_Exercise details_. Pick out every line in the entries below that contains the word "crossword" and copy each one. Only matches with the same capitalization count.

_Material to process_.
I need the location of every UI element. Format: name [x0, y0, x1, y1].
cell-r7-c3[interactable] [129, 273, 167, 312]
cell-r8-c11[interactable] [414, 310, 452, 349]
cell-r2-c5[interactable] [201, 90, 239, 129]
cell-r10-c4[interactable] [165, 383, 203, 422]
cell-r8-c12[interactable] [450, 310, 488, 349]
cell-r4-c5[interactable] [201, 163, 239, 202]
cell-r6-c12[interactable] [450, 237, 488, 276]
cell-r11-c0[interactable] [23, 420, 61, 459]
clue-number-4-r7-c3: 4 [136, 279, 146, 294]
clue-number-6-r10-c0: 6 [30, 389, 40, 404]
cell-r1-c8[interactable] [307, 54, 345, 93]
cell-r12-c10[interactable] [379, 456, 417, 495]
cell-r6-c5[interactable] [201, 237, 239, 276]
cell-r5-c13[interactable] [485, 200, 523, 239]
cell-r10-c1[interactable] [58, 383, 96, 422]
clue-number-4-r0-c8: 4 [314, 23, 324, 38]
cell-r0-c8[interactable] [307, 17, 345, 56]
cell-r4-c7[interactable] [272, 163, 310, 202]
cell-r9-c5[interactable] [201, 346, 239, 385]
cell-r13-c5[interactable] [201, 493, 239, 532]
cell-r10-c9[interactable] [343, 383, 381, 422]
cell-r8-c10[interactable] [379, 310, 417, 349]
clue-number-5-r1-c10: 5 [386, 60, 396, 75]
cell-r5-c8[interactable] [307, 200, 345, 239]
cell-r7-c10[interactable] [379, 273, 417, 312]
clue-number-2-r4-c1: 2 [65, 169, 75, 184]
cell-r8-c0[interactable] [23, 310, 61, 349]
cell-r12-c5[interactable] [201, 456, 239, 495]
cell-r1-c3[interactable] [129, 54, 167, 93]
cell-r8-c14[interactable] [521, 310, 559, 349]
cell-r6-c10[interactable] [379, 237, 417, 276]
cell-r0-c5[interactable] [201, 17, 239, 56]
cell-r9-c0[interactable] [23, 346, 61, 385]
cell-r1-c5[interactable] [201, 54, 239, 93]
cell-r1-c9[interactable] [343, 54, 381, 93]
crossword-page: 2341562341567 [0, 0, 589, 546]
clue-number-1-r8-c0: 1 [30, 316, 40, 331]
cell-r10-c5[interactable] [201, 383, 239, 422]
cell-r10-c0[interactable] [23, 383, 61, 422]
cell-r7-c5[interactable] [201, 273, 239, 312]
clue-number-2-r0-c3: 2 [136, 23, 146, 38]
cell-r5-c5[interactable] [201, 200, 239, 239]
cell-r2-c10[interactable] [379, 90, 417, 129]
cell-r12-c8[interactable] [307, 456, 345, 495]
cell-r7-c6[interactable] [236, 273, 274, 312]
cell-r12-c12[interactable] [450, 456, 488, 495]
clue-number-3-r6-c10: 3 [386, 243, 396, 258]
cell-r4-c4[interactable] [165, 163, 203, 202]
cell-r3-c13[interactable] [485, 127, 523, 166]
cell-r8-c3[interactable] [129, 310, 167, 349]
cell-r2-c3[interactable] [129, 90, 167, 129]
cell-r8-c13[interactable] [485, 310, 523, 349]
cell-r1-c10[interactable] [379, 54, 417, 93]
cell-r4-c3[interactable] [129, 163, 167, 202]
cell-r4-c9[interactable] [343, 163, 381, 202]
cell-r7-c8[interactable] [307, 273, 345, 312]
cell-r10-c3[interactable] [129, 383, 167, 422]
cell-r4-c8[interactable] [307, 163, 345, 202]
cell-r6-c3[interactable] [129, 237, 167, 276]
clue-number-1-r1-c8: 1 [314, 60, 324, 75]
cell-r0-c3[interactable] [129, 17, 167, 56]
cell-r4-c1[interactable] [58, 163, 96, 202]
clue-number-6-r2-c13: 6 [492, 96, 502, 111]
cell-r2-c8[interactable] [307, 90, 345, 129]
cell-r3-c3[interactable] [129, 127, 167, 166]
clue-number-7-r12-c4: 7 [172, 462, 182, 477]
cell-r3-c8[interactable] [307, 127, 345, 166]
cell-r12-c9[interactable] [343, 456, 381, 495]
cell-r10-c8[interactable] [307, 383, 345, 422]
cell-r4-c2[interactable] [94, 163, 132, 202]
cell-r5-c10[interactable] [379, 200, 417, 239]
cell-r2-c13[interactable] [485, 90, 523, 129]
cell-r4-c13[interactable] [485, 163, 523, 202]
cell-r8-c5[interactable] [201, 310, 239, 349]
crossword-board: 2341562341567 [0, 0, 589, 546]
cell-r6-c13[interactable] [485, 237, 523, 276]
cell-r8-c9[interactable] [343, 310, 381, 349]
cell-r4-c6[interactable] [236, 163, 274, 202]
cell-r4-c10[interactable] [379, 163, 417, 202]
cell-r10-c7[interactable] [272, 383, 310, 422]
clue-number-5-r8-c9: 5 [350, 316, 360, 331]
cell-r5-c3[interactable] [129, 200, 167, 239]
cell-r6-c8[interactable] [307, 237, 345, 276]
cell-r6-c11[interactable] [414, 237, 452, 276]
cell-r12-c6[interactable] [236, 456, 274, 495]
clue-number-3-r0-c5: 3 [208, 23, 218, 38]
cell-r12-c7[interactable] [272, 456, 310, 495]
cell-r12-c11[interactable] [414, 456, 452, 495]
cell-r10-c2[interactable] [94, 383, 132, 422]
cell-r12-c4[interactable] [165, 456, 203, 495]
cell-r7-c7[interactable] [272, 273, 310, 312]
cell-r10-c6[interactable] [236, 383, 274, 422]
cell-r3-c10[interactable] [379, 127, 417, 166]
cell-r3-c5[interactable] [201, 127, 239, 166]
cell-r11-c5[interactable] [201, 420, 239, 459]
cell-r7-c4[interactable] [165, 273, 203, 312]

_Written response_.
crossword-page: 2341562341567 [0, 0, 589, 546]
crossword-board: 2341562341567 [0, 0, 589, 546]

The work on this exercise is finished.